Written problem>
Count how many lines below include the string "Seiten", and give that number without anything else.

Entries from a dataset:
++++++++++

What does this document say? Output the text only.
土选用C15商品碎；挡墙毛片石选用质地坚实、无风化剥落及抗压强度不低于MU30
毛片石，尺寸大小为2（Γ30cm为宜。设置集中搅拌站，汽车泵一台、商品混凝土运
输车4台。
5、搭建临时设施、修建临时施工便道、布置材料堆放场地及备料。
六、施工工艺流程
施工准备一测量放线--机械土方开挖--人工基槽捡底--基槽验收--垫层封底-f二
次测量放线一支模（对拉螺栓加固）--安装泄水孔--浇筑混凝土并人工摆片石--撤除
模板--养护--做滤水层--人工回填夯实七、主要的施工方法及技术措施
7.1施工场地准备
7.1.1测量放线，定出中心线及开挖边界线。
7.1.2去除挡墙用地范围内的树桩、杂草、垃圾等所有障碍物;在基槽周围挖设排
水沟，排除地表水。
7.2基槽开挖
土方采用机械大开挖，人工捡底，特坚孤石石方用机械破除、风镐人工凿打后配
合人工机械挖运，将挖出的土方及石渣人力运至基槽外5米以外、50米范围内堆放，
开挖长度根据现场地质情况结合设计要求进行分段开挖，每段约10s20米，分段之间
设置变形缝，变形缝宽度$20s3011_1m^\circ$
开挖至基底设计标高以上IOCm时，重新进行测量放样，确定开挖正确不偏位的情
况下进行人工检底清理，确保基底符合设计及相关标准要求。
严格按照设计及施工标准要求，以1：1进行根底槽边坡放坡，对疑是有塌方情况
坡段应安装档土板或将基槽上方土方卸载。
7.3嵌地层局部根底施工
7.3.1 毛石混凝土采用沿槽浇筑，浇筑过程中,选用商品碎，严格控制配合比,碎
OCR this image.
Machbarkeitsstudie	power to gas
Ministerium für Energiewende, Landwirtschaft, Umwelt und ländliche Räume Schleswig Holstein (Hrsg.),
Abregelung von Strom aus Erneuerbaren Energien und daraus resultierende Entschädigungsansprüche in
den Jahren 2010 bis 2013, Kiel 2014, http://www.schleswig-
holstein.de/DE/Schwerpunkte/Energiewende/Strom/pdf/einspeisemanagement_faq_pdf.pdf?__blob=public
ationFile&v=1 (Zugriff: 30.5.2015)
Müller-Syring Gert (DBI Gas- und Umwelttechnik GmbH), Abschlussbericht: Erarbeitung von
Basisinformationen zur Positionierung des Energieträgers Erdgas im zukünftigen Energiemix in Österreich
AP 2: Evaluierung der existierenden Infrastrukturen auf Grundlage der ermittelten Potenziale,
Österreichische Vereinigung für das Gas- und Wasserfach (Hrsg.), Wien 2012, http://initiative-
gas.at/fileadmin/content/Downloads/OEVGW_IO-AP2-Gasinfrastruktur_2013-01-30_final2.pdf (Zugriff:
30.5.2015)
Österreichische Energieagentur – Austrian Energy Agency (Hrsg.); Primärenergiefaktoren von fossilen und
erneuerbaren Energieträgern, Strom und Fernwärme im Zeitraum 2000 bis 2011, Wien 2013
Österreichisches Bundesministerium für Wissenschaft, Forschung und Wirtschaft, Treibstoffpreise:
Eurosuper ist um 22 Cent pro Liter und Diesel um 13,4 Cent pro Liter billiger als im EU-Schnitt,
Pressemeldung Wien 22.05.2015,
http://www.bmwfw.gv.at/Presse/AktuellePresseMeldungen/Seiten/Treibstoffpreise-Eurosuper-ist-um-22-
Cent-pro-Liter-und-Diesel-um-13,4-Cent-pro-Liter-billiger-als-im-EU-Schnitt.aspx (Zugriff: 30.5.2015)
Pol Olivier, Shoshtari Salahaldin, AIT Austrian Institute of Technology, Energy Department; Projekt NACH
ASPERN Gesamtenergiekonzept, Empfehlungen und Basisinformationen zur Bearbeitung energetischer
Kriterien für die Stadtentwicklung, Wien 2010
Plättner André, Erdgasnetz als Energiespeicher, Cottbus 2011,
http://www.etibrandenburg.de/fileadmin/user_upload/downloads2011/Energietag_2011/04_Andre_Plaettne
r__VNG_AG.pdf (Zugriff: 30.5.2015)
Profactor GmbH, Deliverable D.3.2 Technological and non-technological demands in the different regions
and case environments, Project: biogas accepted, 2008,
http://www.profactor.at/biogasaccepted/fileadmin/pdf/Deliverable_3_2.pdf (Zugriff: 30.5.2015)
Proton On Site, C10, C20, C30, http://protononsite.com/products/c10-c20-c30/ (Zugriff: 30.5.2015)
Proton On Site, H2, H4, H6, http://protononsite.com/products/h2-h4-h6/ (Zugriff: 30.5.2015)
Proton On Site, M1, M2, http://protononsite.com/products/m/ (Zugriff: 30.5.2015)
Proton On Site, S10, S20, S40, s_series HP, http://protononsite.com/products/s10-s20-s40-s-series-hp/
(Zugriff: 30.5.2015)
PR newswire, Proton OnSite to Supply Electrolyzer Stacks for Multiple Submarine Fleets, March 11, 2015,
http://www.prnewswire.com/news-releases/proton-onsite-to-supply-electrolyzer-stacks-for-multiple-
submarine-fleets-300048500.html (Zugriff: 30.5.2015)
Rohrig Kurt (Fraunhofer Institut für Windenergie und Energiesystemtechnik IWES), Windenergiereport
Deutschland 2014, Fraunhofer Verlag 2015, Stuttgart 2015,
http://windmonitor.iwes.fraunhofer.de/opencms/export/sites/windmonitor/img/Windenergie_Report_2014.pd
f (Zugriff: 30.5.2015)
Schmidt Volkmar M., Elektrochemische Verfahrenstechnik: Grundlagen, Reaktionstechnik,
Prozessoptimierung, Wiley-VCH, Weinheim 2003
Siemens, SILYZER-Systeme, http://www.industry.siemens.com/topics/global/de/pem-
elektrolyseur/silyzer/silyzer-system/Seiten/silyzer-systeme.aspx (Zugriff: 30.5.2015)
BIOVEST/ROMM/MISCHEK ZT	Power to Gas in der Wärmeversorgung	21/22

++++++++++

Task answer>
2